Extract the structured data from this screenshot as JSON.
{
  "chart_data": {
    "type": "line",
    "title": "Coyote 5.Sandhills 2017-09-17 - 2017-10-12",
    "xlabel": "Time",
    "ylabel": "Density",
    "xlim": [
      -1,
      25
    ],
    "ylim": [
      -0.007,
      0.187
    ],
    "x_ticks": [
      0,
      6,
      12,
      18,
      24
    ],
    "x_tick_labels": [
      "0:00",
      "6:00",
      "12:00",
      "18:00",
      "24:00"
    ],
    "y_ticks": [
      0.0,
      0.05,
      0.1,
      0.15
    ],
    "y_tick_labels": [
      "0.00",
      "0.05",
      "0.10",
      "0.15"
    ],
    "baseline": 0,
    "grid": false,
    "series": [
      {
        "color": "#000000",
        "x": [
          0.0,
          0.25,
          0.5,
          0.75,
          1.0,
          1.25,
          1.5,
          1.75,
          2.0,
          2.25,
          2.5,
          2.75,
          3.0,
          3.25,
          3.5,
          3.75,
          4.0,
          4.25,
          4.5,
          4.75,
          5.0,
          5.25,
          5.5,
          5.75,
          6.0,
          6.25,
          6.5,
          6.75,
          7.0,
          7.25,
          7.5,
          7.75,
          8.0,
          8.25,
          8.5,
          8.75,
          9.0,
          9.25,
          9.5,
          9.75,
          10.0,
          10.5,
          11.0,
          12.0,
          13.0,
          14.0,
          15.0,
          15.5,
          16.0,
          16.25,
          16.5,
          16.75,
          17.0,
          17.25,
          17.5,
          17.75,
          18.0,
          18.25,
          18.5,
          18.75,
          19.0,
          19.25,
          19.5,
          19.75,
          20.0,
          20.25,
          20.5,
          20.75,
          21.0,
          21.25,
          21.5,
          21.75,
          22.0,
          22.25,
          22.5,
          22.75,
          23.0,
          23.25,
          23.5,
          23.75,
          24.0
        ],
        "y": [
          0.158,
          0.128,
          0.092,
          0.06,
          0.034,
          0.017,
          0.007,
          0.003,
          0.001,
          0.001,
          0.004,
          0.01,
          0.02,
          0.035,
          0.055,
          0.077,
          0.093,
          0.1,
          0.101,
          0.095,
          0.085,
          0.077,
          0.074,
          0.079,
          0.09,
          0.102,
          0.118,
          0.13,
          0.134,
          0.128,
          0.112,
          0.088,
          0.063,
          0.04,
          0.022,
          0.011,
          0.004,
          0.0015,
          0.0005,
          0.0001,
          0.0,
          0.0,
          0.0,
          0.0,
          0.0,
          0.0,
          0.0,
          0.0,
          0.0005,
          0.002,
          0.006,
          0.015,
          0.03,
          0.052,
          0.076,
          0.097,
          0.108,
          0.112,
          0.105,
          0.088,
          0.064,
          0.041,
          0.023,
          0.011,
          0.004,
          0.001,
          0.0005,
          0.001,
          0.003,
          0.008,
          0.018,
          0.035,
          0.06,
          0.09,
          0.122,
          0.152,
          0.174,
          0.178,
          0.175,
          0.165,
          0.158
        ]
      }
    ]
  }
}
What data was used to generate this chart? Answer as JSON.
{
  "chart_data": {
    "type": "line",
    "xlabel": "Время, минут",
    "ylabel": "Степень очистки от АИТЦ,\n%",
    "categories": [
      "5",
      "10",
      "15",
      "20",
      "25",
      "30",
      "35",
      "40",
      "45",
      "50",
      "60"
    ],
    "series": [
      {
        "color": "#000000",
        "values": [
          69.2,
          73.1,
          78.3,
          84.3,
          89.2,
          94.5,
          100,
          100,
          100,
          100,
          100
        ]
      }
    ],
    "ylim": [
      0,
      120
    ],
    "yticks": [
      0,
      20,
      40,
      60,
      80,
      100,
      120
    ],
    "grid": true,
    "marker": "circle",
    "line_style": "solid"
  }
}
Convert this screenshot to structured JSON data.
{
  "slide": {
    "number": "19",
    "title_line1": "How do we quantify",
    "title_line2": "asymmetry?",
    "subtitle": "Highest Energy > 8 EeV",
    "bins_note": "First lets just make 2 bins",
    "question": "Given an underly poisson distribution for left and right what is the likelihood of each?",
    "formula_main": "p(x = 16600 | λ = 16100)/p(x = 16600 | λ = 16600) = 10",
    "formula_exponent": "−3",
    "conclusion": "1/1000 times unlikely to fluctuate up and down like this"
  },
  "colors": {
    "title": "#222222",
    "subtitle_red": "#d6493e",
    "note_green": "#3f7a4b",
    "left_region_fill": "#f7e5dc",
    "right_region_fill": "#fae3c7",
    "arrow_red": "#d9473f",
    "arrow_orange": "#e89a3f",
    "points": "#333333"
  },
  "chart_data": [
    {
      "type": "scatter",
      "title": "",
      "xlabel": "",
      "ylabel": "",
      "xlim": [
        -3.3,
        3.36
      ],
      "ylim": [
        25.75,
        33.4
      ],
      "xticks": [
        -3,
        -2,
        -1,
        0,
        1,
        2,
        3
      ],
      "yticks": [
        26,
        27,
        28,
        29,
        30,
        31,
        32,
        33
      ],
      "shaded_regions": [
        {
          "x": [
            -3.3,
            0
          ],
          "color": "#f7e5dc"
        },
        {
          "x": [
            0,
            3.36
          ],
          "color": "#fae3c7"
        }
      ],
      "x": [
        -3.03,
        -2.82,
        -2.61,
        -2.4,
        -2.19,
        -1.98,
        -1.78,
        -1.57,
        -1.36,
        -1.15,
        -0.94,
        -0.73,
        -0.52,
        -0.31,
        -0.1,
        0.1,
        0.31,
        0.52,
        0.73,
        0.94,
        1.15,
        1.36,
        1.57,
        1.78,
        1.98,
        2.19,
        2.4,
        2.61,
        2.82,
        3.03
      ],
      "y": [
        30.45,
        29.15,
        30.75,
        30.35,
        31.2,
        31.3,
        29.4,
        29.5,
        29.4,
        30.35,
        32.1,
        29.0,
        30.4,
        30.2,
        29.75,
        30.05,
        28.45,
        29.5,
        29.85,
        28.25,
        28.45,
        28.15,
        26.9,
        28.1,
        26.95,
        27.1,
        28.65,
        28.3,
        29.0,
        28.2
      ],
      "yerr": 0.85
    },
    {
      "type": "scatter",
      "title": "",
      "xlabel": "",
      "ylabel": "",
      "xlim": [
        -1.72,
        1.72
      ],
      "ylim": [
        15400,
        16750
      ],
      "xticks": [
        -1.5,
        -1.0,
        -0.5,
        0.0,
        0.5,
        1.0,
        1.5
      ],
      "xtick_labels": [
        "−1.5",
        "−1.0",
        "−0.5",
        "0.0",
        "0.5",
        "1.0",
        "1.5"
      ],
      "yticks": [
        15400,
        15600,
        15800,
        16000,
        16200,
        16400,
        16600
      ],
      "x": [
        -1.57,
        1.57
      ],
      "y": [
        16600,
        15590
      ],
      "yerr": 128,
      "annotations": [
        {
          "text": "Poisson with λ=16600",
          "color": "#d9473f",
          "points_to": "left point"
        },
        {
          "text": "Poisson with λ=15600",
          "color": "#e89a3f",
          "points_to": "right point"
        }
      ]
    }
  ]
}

Prompt:
Copy out the whole listing, exactly as written.

Written answer:
Extract the structured data from this screenshot as JSON.
{
  "chart_data": {
    "type": "line",
    "title": "Coyote 5.Sandhills 2017-09-17 - 2017-10-12",
    "xlabel": "Time",
    "ylabel": "Density",
    "xlim": [
      -1,
      25
    ],
    "ylim": [
      -0.007,
      0.187
    ],
    "x_ticks": [
      0,
      6,
      12,
      18,
      24
    ],
    "x_tick_labels": [
      "0:00",
      "6:00",
      "12:00",
      "18:00",
      "24:00"
    ],
    "y_ticks": [
      0.0,
      0.05,
      0.1,
      0.15
    ],
    "y_tick_labels": [
      "0.00",
      "0.05",
      "0.10",
      "0.15"
    ],
    "baseline": 0,
    "grid": false,
    "series": [
      {
        "color": "#000000",
        "x": [
          0.0,
          0.25,
          0.5,
          0.75,
          1.0,
          1.25,
          1.5,
          1.75,
          2.0,
          2.25,
          2.5,
          2.75,
          3.0,
          3.25,
          3.5,
          3.75,
          4.0,
          4.25,
          4.5,
          4.75,
          5.0,
          5.25,
          5.5,
          5.75,
          6.0,
          6.25,
          6.5,
          6.75,
          7.0,
          7.25,
          7.5,
          7.75,
          8.0,
          8.25,
          8.5,
          8.75,
          9.0,
          9.25,
          9.5,
          9.75,
          10.0,
          10.5,
          11.0,
          12.0,
          13.0,
          14.0,
          15.0,
          15.5,
          16.0,
          16.25,
          16.5,
          16.75,
          17.0,
          17.25,
          17.5,
          17.75,
          18.0,
          18.25,
          18.5,
          18.75,
          19.0,
          19.25,
          19.5,
          19.75,
          20.0,
          20.25,
          20.5,
          20.75,
          21.0,
          21.25,
          21.5,
          21.75,
          22.0,
          22.25,
          22.5,
          22.75,
          23.0,
          23.25,
          23.5,
          23.75,
          24.0
        ],
        "y": [
          0.158,
          0.128,
          0.092,
          0.06,
          0.034,
          0.017,
          0.007,
          0.003,
          0.001,
          0.001,
          0.004,
          0.01,
          0.02,
          0.035,
          0.055,
          0.077,
          0.093,
          0.1,
          0.101,
          0.095,
          0.085,
          0.077,
          0.074,
          0.079,
          0.09,
          0.102,
          0.118,
          0.13,
          0.134,
          0.128,
          0.112,
          0.088,
          0.063,
          0.04,
          0.022,
          0.011,
          0.004,
          0.0015,
          0.0005,
          0.0001,
          0.0,
          0.0,
          0.0,
          0.0,
          0.0,
          0.0,
          0.0,
          0.0,
          0.0005,
          0.002,
          0.006,
          0.015,
          0.03,
          0.052,
          0.076,
          0.097,
          0.108,
          0.112,
          0.105,
          0.088,
          0.064,
          0.041,
          0.023,
          0.011,
          0.004,
          0.001,
          0.0005,
          0.001,
          0.003,
          0.008,
          0.018,
          0.035,
          0.06,
          0.09,
          0.122,
          0.152,
          0.174,
          0.178,
          0.175,
          0.165,
          0.158
        ]
      }
    ]
  }
}
What data was used to generate this chart? Answer as JSON.
{
  "chart_data": {
    "type": "line",
    "xlabel": "Время, минут",
    "ylabel": "Степень очистки от АИТЦ,\n%",
    "categories": [
      "5",
      "10",
      "15",
      "20",
      "25",
      "30",
      "35",
      "40",
      "45",
      "50",
      "60"
    ],
    "series": [
      {
        "color": "#000000",
        "values": [
          69.2,
          73.1,
          78.3,
          84.3,
          89.2,
          94.5,
          100,
          100,
          100,
          100,
          100
        ]
      }
    ],
    "ylim": [
      0,
      120
    ],
    "yticks": [
      0,
      20,
      40,
      60,
      80,
      100,
      120
    ],
    "grid": true,
    "marker": "circle",
    "line_style": "solid"
  }
}
Convert this screenshot to structured JSON data.
{
  "slide": {
    "number": "19",
    "title_line1": "How do we quantify",
    "title_line2": "asymmetry?",
    "subtitle": "Highest Energy > 8 EeV",
    "bins_note": "First lets just make 2 bins",
    "question": "Given an underly poisson distribution for left and right what is the likelihood of each?",
    "formula_main": "p(x = 16600 | λ = 16100)/p(x = 16600 | λ = 16600) = 10",
    "formula_exponent": "−3",
    "conclusion": "1/1000 times unlikely to fluctuate up and down like this"
  },
  "colors": {
    "title": "#222222",
    "subtitle_red": "#d6493e",
    "note_green": "#3f7a4b",
    "left_region_fill": "#f7e5dc",
    "right_region_fill": "#fae3c7",
    "arrow_red": "#d9473f",
    "arrow_orange": "#e89a3f",
    "points": "#333333"
  },
  "chart_data": [
    {
      "type": "scatter",
      "title": "",
      "xlabel": "",
      "ylabel": "",
      "xlim": [
        -3.3,
        3.36
      ],
      "ylim": [
        25.75,
        33.4
      ],
      "xticks": [
        -3,
        -2,
        -1,
        0,
        1,
        2,
        3
      ],
      "yticks": [
        26,
        27,
        28,
        29,
        30,
        31,
        32,
        33
      ],
      "shaded_regions": [
        {
          "x": [
            -3.3,
            0
          ],
          "color": "#f7e5dc"
        },
        {
          "x": [
            0,
            3.36
          ],
          "color": "#fae3c7"
        }
      ],
      "x": [
        -3.03,
        -2.82,
        -2.61,
        -2.4,
        -2.19,
        -1.98,
        -1.78,
        -1.57,
        -1.36,
        -1.15,
        -0.94,
        -0.73,
        -0.52,
        -0.31,
        -0.1,
        0.1,
        0.31,
        0.52,
        0.73,
        0.94,
        1.15,
        1.36,
        1.57,
        1.78,
        1.98,
        2.19,
        2.4,
        2.61,
        2.82,
        3.03
      ],
      "y": [
        30.45,
        29.15,
        30.75,
        30.35,
        31.2,
        31.3,
        29.4,
        29.5,
        29.4,
        30.35,
        32.1,
        29.0,
        30.4,
        30.2,
        29.75,
        30.05,
        28.45,
        29.5,
        29.85,
        28.25,
        28.45,
        28.15,
        26.9,
        28.1,
        26.95,
        27.1,
        28.65,
        28.3,
        29.0,
        28.2
      ],
      "yerr": 0.85
    },
    {
      "type": "scatter",
      "title": "",
      "xlabel": "",
      "ylabel": "",
      "xlim": [
        -1.72,
        1.72
      ],
      "ylim": [
        15400,
        16750
      ],
      "xticks": [
        -1.5,
        -1.0,
        -0.5,
        0.0,
        0.5,
        1.0,
        1.5
      ],
      "xtick_labels": [
        "−1.5",
        "−1.0",
        "−0.5",
        "0.0",
        "0.5",
        "1.0",
        "1.5"
      ],
      "yticks": [
        15400,
        15600,
        15800,
        16000,
        16200,
        16400,
        16600
      ],
      "x": [
        -1.57,
        1.57
      ],
      "y": [
        16600,
        15590
      ],
      "yerr": 128,
      "annotations": [
        {
          "text": "Poisson with λ=16600",
          "color": "#d9473f",
          "points_to": "left point"
        },
        {
          "text": "Poisson with λ=15600",
          "color": "#e89a3f",
          "points_to": "right point"
        }
      ]
    }
  ]
}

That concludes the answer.